# Input:

▼

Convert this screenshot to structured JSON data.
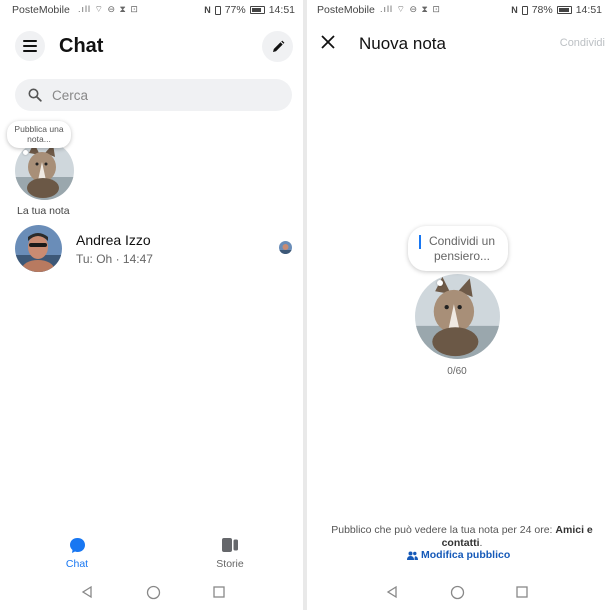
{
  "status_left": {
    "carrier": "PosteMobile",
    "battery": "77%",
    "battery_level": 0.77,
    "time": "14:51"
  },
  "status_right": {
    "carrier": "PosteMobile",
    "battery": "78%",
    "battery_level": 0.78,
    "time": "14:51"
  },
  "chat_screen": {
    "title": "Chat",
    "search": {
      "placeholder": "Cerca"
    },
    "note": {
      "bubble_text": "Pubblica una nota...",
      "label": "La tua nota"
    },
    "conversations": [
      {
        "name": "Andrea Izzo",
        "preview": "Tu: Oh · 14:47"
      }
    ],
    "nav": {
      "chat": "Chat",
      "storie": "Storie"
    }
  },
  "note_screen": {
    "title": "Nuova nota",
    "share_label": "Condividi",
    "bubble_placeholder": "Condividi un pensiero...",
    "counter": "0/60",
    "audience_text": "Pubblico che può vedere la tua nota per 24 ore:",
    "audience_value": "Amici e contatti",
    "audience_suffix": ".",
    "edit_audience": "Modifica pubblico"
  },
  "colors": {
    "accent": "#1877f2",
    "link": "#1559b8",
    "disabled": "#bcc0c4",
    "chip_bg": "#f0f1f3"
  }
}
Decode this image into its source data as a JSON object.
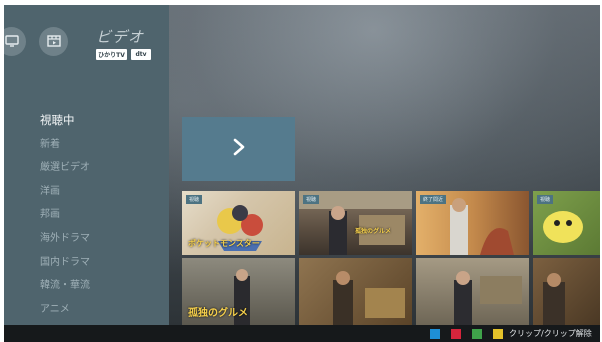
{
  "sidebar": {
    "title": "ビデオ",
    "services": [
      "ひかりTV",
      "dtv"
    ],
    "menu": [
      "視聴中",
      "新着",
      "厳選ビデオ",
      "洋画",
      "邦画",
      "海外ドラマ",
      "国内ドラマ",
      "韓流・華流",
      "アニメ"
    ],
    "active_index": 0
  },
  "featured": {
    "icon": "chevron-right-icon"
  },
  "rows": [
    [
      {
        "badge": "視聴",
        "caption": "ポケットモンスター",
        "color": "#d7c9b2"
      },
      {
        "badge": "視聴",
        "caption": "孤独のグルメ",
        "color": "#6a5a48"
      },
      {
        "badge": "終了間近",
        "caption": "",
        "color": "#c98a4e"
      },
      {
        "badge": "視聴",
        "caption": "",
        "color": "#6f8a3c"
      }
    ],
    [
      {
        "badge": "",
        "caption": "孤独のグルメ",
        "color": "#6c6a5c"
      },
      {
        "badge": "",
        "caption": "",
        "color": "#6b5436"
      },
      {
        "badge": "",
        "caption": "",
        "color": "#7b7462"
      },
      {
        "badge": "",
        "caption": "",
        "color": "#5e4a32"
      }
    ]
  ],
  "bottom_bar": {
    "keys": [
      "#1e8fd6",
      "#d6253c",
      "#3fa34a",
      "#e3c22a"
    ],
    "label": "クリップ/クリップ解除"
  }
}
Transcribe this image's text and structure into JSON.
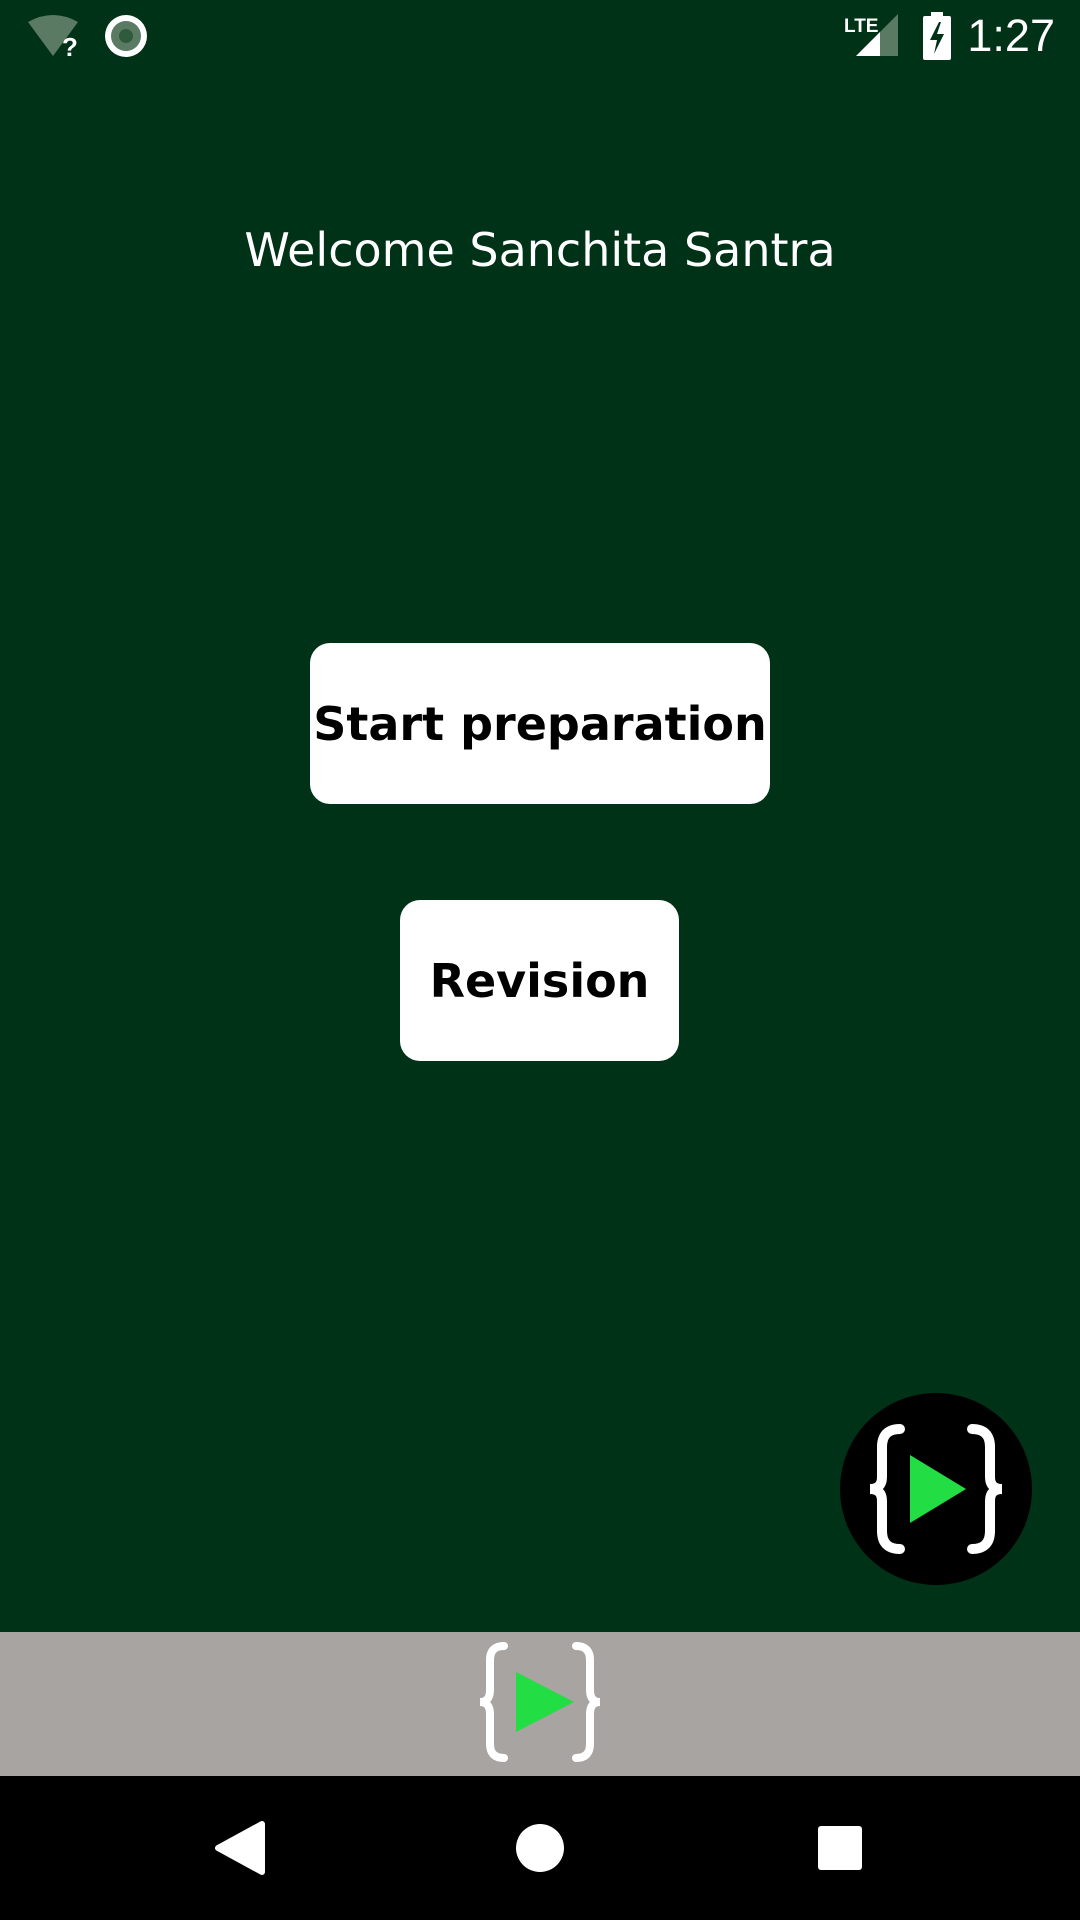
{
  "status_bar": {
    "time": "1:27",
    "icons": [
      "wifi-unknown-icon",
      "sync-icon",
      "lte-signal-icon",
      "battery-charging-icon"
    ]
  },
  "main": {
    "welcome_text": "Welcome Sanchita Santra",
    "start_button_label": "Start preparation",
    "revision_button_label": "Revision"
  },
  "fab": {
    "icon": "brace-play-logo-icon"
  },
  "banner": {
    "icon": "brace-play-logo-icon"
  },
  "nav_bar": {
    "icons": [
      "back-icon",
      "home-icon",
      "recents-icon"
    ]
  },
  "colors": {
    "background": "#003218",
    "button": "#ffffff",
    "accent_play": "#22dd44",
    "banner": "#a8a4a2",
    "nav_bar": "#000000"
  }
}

▲

# Task:
Single out each line of the records above with the string "image" in it, and copy it.

# Result for this task:
Decode this image into its source data as a JSON object.
Transcribe this image's text and structure into JSON.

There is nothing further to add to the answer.